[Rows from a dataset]

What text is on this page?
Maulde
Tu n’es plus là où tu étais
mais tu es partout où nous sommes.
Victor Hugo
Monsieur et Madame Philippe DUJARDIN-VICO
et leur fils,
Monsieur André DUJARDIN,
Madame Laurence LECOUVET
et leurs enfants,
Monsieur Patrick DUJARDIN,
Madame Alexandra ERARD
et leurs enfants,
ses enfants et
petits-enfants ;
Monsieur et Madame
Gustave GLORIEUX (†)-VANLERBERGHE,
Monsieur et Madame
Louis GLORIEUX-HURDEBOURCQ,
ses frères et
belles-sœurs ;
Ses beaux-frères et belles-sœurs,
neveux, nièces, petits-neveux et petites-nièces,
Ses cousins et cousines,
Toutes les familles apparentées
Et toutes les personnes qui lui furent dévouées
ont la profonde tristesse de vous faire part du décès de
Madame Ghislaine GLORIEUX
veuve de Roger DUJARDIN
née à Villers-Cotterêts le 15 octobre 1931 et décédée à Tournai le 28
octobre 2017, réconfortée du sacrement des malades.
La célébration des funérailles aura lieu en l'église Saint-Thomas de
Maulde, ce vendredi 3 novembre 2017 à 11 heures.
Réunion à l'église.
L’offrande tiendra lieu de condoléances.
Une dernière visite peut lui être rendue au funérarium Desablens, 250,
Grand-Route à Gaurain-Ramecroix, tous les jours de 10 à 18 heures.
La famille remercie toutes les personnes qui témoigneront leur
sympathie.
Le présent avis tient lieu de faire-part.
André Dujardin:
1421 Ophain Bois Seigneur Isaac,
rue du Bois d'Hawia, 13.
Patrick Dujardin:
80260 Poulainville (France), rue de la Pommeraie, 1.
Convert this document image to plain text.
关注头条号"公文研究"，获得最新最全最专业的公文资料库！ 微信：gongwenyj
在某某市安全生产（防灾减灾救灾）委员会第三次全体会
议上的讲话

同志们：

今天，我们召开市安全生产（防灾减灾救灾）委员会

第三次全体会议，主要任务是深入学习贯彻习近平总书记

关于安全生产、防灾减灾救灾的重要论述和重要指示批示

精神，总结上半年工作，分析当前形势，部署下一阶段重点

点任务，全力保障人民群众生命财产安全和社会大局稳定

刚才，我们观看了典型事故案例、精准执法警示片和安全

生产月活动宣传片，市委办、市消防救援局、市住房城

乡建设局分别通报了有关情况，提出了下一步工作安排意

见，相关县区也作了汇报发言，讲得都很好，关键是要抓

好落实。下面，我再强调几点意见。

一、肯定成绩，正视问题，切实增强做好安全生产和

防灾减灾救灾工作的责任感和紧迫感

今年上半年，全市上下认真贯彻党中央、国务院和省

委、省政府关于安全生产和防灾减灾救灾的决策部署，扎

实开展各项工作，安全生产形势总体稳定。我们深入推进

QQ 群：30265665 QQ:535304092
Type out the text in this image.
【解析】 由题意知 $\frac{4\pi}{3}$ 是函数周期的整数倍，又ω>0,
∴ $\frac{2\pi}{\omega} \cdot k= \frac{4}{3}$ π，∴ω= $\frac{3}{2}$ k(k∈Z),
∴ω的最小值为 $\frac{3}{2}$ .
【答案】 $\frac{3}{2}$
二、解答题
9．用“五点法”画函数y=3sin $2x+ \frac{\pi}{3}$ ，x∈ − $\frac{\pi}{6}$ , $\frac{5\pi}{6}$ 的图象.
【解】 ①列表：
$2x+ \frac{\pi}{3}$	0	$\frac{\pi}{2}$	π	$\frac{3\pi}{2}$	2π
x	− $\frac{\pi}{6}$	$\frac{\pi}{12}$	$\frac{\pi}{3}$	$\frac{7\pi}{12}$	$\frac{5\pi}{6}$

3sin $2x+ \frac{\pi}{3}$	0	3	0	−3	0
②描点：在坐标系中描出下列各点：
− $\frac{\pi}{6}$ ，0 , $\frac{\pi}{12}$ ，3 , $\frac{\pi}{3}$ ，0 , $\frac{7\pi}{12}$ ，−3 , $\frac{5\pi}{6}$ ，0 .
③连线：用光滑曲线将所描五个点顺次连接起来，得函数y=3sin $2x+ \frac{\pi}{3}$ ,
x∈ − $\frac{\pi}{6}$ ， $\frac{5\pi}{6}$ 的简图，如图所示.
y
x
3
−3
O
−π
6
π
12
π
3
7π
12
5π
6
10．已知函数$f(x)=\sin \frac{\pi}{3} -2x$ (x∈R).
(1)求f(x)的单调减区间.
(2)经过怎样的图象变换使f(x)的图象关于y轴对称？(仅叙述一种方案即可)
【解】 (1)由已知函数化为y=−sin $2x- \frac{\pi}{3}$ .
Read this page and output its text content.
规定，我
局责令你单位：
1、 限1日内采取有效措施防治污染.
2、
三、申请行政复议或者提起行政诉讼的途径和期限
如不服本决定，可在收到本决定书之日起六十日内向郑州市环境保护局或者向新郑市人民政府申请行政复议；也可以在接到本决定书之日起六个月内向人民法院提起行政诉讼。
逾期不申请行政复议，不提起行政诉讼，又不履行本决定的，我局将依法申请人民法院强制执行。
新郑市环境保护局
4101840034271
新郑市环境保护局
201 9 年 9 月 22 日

» **SHORT PROBLEM**: Lines holding the word "Madame" should be counted across the entries; state only how many there are.

» **ANSWER TO THE TASK**: 6